- **THE TASK**: Locate every line in the records below that holds the word "Gruppe" and return each one.

- **INFORMATION PROVIDED**:
....
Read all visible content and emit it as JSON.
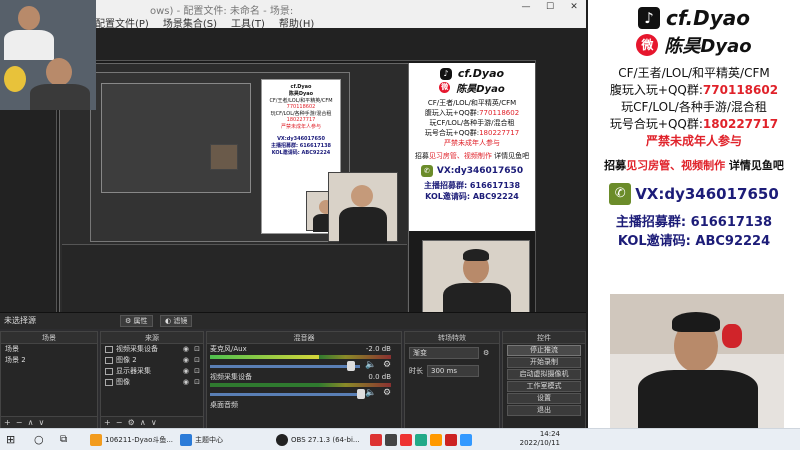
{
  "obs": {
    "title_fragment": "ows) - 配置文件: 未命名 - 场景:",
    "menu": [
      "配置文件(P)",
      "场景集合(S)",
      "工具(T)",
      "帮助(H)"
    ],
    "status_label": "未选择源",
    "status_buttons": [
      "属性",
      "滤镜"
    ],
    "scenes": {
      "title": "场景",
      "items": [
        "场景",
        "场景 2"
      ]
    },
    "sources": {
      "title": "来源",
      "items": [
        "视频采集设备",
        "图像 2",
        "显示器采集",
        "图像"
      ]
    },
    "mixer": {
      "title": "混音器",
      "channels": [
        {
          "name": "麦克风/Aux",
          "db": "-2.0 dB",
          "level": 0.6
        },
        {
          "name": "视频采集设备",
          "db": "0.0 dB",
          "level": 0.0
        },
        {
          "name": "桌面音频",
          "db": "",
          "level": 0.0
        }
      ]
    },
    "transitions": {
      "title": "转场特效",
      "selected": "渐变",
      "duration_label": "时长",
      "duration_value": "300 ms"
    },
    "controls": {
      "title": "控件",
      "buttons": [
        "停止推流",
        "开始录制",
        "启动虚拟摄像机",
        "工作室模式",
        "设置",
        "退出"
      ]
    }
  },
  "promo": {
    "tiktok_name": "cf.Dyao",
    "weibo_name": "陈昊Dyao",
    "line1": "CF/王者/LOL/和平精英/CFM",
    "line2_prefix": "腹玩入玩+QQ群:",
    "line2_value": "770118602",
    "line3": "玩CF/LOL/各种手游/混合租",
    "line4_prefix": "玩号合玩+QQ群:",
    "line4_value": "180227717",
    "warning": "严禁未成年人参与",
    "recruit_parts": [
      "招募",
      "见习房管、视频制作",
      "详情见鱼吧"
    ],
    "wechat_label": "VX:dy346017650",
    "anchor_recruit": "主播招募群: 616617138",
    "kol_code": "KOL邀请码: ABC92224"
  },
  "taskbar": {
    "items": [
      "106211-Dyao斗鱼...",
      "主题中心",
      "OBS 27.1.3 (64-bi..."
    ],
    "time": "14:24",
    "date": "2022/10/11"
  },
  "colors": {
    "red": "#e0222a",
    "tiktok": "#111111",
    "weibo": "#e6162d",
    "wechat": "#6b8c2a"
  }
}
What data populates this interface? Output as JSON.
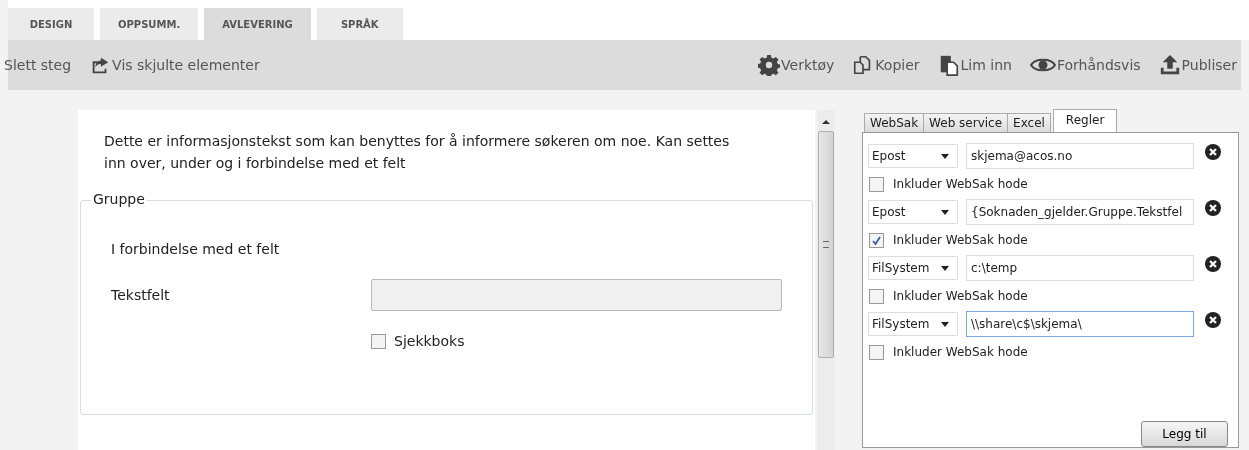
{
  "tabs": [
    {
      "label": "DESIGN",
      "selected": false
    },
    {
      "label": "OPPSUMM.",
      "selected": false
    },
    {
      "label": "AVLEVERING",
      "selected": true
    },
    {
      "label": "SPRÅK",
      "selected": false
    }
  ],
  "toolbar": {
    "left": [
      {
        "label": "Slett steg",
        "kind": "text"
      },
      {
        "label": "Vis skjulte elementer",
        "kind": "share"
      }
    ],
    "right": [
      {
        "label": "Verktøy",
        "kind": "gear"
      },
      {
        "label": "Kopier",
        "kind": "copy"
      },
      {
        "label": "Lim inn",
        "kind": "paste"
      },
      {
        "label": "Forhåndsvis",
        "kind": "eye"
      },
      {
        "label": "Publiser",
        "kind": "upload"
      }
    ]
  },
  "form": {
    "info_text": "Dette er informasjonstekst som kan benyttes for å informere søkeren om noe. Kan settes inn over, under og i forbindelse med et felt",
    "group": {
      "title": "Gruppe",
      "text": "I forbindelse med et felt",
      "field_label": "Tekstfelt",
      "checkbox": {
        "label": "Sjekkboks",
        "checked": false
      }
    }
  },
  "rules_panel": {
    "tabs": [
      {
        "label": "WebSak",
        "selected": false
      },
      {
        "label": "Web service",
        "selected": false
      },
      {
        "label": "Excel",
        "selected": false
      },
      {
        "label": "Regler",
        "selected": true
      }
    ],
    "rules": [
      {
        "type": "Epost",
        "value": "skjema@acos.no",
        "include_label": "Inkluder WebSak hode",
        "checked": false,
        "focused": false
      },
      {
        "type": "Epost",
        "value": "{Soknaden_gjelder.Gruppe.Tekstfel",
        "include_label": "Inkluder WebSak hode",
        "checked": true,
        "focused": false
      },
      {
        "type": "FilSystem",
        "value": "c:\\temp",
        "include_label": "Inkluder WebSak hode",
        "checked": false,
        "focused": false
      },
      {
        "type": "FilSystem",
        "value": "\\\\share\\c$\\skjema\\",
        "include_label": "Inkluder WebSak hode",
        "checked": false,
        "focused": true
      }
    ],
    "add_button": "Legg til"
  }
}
....
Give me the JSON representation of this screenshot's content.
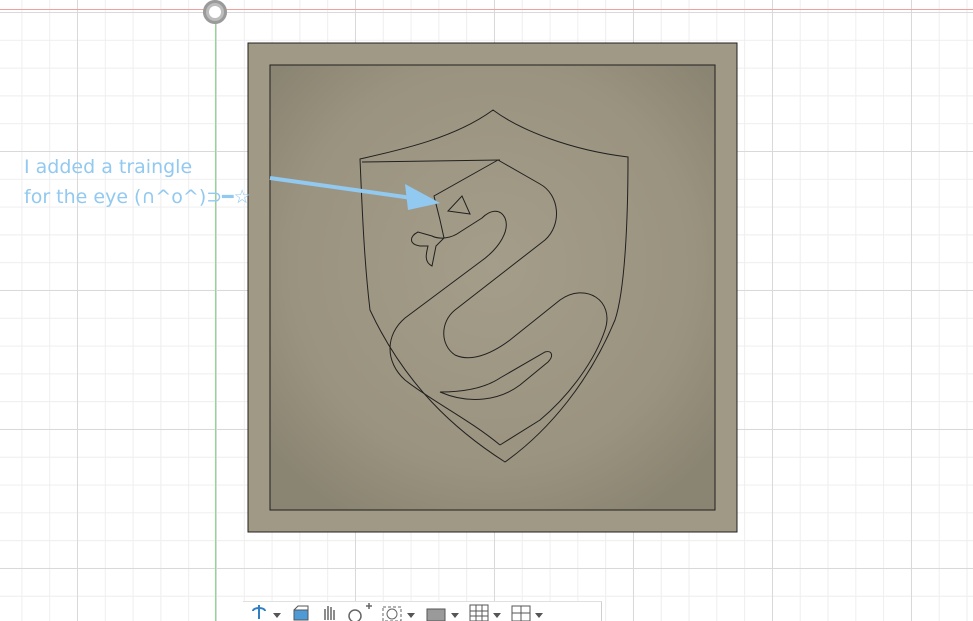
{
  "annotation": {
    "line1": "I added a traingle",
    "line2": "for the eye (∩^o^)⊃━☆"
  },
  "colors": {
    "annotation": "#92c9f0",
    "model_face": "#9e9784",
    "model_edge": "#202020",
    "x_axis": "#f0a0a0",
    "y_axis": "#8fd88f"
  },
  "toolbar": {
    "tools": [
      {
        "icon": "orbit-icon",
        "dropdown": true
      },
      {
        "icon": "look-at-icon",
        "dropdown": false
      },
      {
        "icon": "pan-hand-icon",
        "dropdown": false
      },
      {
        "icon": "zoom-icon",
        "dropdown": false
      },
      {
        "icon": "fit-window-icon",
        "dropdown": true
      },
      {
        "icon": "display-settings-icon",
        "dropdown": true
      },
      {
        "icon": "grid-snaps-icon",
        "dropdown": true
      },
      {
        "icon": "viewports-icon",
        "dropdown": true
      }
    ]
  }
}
....
- **WRITTEN SOLUTION**:
      "title": "Gruppe",
        "value": "{Soknaden_gjelder.Gruppe.Tekstfel",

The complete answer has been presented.